• Work to complete
From the entries below, gather each line containing the word "marker".

• Records provided
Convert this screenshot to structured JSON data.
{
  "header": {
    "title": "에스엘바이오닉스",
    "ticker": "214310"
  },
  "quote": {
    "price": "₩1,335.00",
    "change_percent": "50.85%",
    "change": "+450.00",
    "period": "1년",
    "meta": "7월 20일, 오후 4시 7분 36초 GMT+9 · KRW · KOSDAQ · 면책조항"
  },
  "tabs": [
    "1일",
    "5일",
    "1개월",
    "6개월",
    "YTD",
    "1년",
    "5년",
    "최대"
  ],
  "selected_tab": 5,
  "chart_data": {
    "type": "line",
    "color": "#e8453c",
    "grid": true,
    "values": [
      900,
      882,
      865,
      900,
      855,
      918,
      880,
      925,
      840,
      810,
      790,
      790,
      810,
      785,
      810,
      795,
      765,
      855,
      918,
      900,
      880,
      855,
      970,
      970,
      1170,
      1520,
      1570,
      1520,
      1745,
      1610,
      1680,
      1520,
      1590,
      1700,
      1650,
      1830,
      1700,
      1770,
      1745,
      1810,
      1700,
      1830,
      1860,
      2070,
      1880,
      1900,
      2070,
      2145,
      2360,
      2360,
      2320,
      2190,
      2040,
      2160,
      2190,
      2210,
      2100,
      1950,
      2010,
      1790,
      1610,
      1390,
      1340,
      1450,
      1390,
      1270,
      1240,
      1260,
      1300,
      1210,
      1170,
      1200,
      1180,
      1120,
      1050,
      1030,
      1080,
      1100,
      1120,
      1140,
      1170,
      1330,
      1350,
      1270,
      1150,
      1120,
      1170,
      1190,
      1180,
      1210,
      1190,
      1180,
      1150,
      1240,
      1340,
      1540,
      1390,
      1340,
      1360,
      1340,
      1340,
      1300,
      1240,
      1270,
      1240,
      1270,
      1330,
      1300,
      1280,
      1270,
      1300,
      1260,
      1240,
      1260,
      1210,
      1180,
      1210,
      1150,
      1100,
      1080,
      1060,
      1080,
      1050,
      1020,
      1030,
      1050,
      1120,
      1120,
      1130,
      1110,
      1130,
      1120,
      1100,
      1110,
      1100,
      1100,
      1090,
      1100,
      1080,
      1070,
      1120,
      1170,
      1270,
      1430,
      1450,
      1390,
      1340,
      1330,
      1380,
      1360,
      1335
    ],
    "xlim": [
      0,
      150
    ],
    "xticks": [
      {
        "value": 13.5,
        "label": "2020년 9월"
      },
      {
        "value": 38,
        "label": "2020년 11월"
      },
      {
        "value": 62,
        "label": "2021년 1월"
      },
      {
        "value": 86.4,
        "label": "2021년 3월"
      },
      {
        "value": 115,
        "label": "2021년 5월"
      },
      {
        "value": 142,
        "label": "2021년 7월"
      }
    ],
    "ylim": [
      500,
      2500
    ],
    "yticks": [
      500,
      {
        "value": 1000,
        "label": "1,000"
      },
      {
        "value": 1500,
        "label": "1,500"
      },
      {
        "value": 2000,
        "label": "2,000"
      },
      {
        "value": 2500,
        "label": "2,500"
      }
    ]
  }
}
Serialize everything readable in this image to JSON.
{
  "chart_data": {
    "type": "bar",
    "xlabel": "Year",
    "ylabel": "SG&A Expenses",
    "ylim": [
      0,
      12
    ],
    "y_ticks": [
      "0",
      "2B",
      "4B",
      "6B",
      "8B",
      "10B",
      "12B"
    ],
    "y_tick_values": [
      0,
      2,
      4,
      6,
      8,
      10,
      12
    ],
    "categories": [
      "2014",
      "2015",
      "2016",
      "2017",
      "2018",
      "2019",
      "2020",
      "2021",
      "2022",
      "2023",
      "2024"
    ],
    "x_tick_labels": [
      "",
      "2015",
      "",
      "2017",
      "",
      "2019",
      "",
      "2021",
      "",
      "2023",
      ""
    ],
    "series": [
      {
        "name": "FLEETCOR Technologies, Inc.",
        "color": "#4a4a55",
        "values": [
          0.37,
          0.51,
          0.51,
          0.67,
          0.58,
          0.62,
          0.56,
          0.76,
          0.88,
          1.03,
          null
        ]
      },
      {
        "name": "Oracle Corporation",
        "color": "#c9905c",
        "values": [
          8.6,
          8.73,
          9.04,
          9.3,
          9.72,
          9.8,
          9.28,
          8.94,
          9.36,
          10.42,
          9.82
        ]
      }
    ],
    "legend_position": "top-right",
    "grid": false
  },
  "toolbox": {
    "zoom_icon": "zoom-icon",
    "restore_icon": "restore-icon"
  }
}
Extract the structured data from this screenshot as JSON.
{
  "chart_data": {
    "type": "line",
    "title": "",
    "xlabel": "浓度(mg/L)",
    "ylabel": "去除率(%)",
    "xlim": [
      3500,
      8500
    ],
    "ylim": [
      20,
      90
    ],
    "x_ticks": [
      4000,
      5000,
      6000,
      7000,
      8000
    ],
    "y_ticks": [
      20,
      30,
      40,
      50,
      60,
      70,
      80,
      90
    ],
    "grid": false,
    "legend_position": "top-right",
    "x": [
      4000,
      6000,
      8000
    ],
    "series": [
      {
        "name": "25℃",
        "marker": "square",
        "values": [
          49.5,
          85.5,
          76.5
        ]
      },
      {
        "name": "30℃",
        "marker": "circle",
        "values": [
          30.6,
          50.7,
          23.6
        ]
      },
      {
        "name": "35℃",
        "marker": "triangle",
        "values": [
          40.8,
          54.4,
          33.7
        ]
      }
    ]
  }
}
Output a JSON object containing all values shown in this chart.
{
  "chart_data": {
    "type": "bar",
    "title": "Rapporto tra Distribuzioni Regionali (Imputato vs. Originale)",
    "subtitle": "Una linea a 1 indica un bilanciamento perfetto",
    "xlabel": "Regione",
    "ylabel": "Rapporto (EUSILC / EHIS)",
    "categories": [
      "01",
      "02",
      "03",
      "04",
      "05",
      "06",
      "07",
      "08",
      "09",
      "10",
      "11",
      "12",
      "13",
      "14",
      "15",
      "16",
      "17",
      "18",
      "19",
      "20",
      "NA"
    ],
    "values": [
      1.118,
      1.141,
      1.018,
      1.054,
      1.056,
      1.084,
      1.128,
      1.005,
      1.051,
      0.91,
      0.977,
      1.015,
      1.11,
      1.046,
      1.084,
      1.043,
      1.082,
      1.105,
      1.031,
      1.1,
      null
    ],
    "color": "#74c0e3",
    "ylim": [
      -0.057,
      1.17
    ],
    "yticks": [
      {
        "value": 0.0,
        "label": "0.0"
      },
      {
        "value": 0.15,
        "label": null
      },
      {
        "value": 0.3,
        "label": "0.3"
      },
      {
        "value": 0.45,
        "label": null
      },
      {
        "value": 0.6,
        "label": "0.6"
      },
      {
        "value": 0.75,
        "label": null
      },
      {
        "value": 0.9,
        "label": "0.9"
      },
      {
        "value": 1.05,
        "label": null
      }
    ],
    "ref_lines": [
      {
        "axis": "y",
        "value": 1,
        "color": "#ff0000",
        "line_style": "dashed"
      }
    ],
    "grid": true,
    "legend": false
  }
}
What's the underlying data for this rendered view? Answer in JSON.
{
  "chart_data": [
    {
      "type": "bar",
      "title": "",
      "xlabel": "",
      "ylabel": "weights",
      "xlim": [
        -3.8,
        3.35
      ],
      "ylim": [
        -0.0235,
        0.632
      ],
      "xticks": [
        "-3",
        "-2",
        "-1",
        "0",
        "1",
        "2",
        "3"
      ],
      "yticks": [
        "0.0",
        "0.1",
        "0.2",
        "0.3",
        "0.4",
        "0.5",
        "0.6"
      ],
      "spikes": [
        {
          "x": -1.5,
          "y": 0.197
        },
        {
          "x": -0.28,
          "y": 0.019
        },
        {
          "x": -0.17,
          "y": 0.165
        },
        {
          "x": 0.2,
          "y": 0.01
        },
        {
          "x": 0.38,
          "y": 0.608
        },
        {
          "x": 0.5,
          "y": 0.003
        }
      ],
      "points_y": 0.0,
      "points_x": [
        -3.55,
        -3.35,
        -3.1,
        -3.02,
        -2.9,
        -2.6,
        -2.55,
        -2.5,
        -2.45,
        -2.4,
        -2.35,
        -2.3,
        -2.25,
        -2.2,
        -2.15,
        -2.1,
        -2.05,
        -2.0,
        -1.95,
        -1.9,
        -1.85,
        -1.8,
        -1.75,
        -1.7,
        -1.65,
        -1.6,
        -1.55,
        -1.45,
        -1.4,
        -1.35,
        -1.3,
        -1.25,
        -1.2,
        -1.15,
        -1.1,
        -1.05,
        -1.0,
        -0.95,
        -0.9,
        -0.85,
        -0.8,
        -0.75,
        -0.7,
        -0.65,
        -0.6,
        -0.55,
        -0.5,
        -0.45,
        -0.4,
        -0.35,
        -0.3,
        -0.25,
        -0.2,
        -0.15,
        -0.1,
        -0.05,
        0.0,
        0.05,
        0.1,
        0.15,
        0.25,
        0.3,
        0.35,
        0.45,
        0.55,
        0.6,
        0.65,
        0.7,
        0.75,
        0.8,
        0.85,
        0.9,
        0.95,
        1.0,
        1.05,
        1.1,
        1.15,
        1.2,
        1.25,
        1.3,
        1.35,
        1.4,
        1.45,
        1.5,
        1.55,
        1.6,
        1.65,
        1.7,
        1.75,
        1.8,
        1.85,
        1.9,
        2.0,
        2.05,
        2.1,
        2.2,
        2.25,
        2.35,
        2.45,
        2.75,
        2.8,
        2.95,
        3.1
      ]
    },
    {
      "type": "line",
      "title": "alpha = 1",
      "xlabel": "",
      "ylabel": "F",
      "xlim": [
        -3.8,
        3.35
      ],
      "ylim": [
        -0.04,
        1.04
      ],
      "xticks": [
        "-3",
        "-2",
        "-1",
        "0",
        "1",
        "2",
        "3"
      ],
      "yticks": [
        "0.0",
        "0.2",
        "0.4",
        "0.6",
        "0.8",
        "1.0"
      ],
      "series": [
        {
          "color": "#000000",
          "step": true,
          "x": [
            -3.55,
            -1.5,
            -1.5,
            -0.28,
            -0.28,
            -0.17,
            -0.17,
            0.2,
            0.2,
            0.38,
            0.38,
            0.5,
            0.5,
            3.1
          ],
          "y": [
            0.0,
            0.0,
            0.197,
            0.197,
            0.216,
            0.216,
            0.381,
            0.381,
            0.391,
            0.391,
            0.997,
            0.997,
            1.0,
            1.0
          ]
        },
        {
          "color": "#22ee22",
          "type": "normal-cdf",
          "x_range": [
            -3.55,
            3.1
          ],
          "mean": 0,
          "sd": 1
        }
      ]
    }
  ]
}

• Result of this task
        "marker": "square",
        "marker": "circle",
        "marker": "triangle",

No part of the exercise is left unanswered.